**GOAL OF THE EXERCISE**
Count how many lines contain "Девочка" and reply with that number only.

**GIVEN RECORDS**
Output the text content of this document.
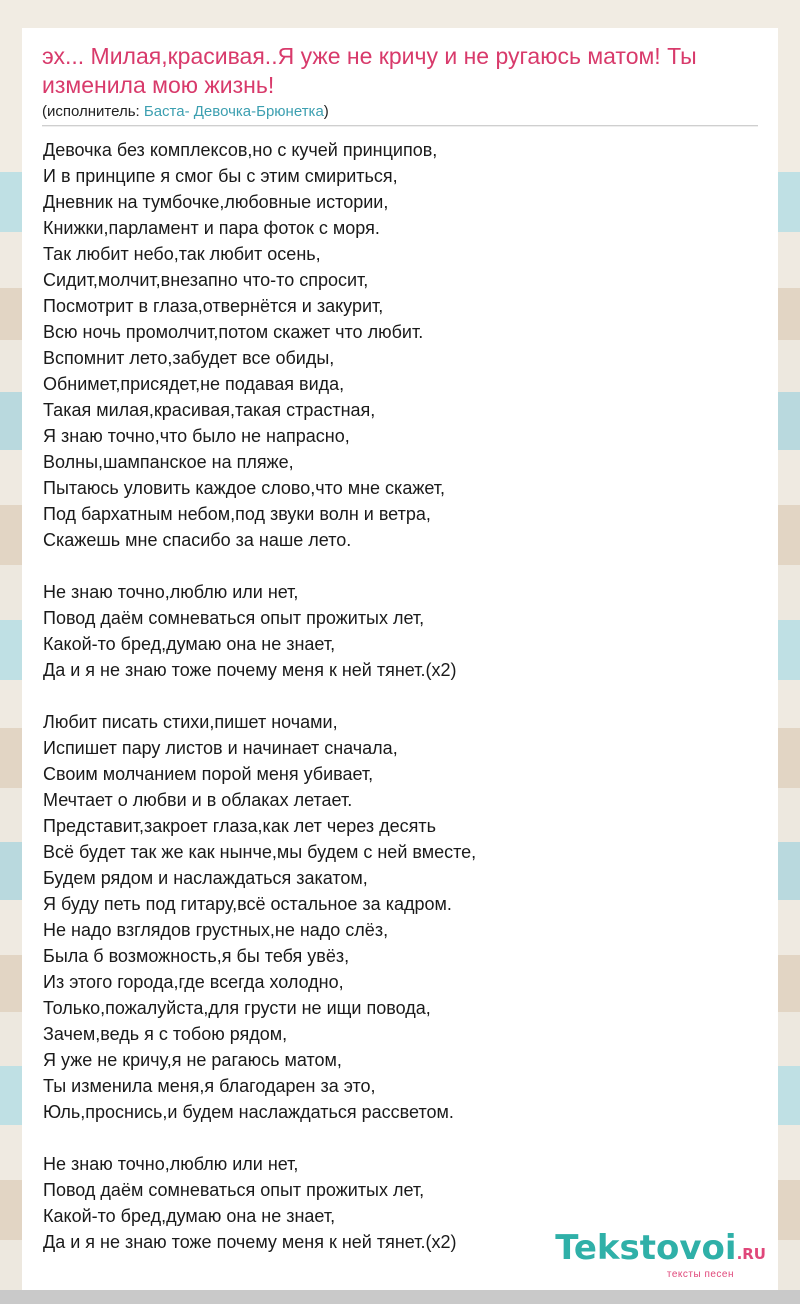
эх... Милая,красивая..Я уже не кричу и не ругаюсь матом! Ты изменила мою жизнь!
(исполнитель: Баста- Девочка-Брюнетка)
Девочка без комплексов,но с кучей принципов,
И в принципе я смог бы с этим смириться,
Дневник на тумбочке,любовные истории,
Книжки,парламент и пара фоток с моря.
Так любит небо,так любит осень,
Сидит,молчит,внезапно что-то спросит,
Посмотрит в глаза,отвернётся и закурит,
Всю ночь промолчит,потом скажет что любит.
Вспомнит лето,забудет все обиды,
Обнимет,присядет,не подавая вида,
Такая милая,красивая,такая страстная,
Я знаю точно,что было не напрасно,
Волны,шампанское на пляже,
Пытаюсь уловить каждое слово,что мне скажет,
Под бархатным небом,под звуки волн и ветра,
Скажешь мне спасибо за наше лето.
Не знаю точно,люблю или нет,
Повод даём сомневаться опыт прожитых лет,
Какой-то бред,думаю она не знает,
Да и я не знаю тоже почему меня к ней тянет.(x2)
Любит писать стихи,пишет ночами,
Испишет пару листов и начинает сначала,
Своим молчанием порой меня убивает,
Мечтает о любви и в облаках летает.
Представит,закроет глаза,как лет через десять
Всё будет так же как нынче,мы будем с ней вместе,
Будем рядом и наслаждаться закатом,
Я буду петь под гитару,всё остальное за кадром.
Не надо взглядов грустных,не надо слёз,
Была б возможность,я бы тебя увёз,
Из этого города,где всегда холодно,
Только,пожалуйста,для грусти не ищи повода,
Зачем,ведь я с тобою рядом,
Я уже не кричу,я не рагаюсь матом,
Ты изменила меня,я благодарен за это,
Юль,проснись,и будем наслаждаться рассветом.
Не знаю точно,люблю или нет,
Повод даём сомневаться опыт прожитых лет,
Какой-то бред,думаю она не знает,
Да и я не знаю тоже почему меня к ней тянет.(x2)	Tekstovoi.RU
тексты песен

==

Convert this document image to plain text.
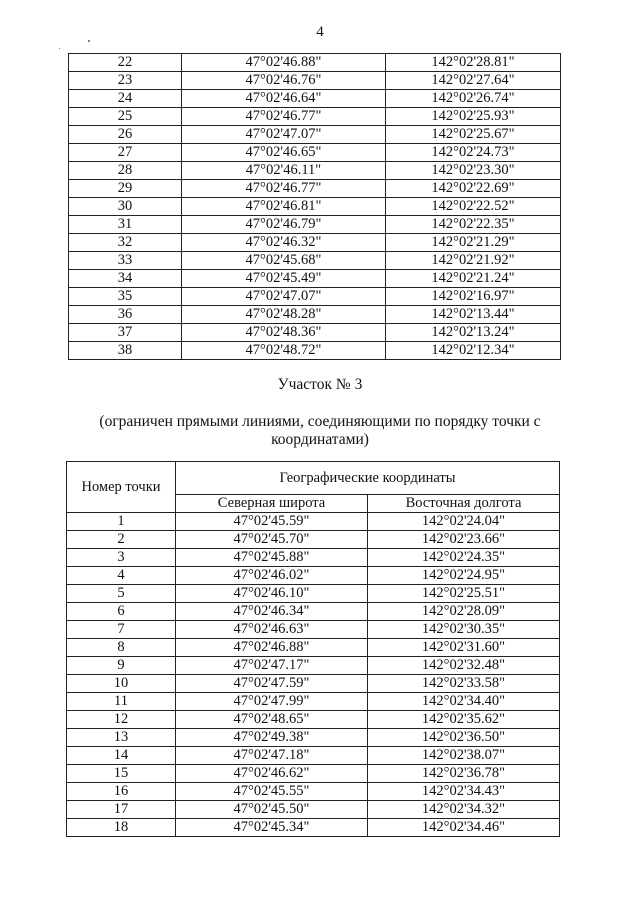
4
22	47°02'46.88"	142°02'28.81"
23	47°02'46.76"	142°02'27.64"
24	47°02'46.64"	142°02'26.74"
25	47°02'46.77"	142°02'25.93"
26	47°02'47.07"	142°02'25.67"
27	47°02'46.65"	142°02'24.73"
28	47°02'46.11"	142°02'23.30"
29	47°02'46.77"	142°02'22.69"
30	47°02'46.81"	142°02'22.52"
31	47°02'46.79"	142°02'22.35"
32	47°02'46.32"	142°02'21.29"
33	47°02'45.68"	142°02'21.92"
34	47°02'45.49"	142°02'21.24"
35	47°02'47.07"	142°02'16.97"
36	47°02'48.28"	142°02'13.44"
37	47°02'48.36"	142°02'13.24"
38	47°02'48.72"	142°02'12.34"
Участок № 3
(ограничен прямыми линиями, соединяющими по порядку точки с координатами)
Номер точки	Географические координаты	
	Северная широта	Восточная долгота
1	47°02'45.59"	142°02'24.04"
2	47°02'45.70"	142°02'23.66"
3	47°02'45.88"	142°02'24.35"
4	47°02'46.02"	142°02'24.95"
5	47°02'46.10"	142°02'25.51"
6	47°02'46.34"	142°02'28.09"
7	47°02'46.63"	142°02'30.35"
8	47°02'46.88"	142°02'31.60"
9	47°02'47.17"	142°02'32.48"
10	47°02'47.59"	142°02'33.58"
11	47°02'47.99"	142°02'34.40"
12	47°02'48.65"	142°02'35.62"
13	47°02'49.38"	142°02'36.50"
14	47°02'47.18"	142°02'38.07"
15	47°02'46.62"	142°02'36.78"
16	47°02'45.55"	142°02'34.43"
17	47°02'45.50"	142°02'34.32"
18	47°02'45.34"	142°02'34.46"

---

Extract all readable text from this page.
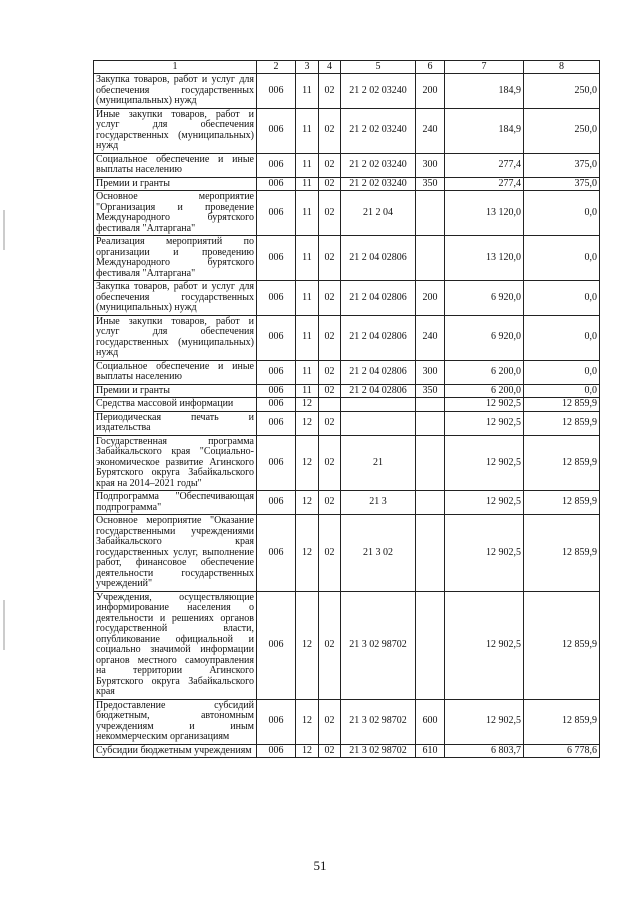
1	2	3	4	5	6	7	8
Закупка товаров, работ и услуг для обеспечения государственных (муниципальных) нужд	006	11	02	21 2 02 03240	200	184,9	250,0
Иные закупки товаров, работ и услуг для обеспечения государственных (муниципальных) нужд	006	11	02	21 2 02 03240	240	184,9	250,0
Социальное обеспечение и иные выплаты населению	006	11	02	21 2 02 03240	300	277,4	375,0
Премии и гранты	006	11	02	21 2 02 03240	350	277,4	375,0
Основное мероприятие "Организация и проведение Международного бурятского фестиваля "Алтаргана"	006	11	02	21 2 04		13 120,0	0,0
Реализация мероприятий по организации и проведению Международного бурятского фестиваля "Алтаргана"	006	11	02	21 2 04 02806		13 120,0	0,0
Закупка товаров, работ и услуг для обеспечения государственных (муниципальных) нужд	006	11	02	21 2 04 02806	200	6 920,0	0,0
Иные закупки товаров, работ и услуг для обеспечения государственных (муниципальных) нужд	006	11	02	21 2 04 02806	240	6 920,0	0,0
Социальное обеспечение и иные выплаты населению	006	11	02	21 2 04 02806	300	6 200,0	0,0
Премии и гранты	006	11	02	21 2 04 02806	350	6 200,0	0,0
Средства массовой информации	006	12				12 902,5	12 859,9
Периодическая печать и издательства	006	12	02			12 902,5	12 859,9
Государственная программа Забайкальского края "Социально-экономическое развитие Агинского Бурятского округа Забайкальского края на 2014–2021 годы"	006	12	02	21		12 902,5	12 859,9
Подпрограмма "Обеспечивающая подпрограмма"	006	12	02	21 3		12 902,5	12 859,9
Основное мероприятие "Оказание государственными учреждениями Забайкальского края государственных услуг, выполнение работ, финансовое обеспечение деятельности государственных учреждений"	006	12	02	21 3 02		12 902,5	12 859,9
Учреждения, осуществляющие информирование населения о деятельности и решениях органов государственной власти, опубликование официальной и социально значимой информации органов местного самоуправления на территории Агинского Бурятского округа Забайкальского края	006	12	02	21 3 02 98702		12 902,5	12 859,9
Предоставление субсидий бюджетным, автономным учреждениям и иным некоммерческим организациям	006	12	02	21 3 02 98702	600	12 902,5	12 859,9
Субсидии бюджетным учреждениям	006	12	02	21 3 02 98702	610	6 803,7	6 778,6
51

**WRITTEN SOLUTION**
2